### Exercise aim
Take every line from the material that has the word "collection" in it.

### Rows
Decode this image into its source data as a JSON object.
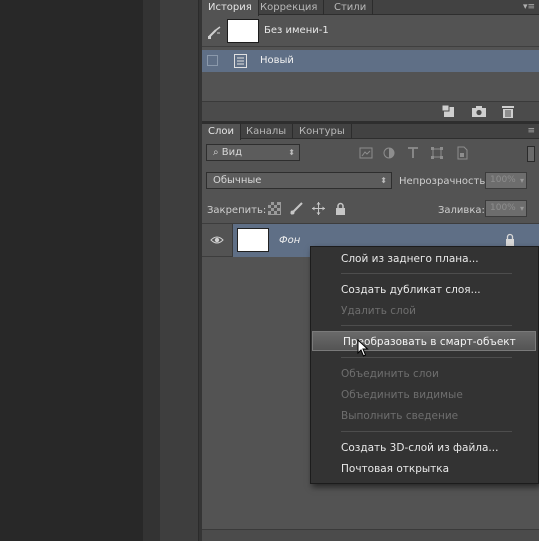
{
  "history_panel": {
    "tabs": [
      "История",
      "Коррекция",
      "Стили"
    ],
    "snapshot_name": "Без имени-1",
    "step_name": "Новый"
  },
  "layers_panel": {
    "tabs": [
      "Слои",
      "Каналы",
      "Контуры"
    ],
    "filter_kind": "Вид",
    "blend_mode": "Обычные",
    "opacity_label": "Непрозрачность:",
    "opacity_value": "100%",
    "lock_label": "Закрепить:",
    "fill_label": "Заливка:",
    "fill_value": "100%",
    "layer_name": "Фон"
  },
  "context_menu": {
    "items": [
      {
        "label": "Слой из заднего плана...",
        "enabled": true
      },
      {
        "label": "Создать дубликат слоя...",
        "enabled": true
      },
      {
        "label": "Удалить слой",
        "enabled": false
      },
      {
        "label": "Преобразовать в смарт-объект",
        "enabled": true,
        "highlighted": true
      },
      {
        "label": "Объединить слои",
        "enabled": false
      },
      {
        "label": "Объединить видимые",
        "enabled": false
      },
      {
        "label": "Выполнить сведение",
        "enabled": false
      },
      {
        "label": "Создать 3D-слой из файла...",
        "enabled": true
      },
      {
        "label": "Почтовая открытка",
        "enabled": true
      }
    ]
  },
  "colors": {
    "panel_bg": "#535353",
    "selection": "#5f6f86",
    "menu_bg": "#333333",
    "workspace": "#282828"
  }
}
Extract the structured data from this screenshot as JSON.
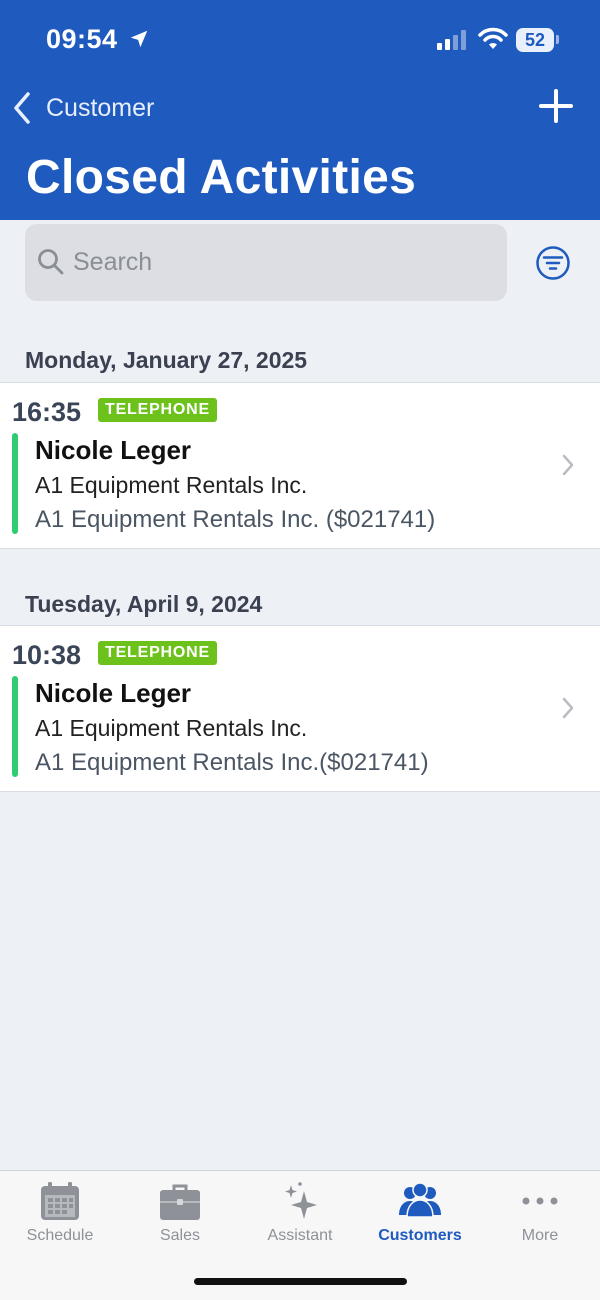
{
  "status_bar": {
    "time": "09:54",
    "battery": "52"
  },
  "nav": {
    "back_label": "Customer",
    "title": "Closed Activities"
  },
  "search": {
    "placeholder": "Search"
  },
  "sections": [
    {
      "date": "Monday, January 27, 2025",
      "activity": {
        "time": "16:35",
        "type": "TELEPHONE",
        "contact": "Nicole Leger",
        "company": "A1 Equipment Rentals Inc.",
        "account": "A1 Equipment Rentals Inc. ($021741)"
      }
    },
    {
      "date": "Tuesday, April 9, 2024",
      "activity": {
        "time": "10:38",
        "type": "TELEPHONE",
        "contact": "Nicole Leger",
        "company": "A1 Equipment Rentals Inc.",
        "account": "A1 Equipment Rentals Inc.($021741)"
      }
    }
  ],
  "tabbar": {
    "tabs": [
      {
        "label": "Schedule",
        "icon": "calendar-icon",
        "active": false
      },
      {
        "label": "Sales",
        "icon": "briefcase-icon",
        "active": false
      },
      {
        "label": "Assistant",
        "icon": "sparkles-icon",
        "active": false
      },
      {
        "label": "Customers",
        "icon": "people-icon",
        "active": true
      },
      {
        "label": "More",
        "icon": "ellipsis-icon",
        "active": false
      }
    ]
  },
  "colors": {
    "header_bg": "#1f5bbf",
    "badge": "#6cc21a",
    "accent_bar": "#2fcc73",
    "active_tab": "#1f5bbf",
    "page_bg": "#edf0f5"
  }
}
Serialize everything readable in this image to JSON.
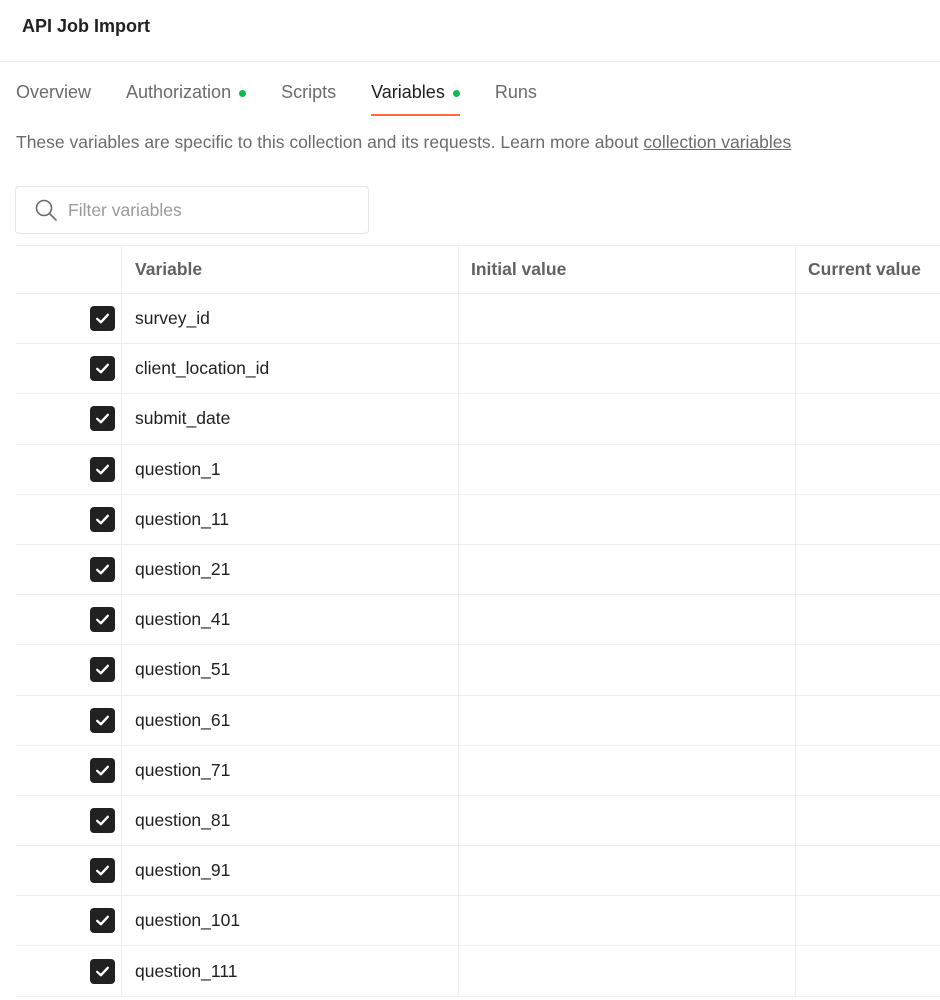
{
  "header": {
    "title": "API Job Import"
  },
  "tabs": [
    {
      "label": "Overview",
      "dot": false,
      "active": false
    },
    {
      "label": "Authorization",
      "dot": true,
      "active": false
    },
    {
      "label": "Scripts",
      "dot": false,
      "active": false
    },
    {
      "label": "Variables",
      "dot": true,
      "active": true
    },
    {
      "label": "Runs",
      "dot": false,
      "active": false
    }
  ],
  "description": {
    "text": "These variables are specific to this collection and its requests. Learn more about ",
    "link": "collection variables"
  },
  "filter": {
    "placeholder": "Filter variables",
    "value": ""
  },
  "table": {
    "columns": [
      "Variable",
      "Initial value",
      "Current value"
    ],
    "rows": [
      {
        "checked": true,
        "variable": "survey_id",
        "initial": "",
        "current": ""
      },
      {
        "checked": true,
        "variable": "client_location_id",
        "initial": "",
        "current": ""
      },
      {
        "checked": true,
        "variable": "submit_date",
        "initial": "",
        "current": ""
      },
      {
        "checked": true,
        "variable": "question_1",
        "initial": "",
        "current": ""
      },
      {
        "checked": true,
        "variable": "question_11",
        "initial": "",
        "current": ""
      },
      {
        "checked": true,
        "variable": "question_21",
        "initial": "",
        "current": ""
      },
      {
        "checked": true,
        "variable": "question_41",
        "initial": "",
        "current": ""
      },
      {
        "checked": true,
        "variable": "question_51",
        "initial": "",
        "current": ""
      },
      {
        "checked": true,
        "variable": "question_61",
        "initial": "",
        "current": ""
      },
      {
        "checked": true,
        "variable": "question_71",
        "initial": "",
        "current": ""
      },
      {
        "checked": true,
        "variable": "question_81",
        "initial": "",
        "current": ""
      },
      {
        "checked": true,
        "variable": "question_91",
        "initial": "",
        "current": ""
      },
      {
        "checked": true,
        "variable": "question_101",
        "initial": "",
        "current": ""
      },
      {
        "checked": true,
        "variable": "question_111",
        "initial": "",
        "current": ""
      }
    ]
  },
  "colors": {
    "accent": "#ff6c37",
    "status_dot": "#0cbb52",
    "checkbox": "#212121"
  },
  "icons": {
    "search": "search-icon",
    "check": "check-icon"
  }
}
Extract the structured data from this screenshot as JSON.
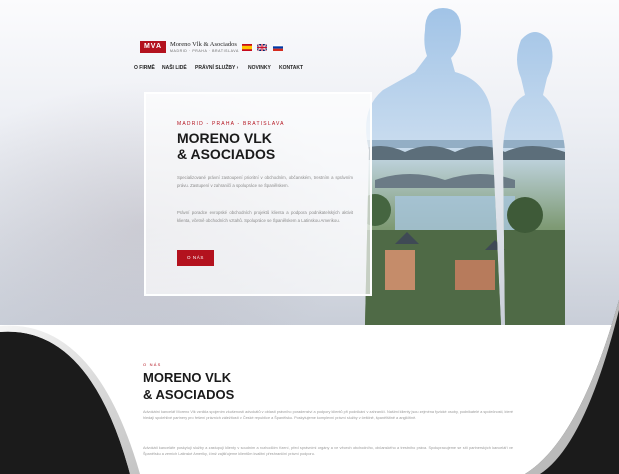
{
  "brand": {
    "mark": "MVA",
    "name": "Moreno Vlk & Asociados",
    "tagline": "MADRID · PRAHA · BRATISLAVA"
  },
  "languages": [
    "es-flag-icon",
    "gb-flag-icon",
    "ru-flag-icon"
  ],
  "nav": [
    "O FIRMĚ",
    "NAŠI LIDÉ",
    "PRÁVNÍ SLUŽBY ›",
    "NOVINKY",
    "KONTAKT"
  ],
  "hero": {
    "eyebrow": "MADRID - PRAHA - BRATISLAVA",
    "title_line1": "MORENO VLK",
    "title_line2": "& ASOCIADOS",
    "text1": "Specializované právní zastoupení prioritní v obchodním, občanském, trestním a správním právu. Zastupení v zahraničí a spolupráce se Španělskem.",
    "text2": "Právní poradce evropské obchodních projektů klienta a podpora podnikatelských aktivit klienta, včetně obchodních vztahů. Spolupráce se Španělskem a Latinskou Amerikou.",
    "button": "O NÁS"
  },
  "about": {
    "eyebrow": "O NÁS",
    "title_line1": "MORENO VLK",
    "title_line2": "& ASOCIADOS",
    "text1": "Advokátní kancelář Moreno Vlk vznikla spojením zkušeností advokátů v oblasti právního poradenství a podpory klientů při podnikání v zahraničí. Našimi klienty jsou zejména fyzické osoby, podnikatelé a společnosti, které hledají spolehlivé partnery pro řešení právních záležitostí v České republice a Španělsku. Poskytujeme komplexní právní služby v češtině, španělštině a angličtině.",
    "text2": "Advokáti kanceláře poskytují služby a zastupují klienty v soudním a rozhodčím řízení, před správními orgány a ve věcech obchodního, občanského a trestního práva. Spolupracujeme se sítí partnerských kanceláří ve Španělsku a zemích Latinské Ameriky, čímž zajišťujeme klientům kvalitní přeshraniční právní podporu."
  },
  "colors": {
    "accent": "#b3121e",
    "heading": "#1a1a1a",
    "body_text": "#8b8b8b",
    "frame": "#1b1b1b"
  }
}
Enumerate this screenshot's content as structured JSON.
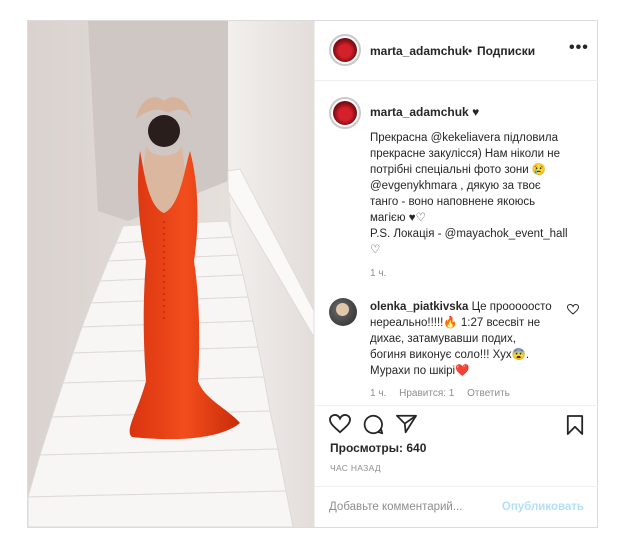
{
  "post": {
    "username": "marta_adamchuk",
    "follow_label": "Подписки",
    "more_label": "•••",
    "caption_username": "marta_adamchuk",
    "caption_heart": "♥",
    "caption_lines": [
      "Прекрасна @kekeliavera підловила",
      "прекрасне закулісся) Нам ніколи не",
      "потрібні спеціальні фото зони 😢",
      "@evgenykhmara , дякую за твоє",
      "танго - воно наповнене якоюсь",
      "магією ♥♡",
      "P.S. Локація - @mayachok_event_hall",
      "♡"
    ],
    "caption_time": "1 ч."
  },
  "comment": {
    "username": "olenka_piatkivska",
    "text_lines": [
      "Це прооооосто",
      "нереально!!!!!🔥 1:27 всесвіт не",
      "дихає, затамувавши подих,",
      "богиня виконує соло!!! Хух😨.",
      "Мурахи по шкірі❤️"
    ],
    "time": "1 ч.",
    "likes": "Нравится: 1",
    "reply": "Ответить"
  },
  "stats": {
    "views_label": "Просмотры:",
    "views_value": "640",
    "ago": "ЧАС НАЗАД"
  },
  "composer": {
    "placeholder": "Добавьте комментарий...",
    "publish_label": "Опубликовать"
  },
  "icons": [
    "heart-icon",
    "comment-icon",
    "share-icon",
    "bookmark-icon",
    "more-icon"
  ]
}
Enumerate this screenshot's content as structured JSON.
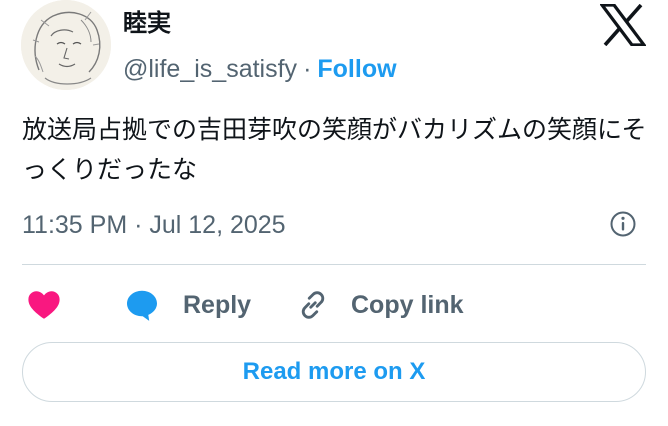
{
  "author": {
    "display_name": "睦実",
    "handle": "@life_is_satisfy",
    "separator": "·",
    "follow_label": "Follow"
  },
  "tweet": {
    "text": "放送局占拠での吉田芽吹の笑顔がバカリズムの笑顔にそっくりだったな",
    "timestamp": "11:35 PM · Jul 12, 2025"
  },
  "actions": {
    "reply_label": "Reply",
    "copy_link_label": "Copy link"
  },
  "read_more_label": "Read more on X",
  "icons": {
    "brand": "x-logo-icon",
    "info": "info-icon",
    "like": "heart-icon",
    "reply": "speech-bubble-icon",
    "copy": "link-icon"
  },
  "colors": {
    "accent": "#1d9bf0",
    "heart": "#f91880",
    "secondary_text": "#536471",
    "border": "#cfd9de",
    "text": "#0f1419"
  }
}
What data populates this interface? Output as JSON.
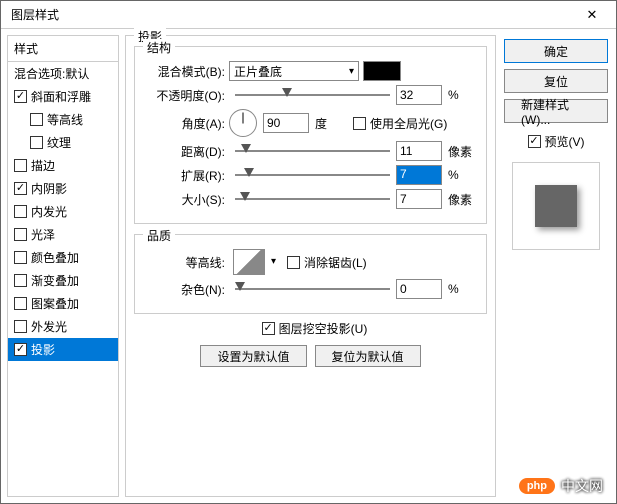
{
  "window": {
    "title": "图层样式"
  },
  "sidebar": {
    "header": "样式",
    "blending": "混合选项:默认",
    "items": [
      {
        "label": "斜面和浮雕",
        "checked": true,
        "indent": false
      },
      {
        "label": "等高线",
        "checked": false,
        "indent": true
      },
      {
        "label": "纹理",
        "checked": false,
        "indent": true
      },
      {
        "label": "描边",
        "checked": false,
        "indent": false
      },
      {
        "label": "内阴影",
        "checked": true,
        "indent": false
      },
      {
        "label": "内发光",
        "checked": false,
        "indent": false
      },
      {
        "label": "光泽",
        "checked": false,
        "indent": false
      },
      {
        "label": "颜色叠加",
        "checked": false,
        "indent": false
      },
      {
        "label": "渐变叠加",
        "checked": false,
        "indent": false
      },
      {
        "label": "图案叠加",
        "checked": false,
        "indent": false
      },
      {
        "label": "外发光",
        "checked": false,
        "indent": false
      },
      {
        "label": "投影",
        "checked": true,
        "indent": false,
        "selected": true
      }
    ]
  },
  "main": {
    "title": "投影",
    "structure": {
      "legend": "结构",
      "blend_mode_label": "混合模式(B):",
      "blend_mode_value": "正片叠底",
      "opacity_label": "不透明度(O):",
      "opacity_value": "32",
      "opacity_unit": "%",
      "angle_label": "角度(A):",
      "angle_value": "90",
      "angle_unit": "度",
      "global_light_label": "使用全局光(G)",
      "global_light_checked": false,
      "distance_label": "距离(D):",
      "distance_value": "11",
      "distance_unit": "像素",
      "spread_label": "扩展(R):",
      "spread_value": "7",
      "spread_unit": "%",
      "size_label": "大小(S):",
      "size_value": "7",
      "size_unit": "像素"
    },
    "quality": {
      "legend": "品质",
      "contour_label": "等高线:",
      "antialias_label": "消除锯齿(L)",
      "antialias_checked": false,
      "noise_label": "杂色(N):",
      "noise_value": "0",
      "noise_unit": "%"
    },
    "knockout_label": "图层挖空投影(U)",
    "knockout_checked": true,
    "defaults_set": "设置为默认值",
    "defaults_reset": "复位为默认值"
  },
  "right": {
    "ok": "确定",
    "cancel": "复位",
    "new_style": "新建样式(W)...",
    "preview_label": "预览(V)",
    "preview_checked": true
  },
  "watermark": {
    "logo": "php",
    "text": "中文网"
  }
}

### Result of this task
    "text": "These variables are specific to this collection and its requests. Learn more about ",
    "link": "collection variables"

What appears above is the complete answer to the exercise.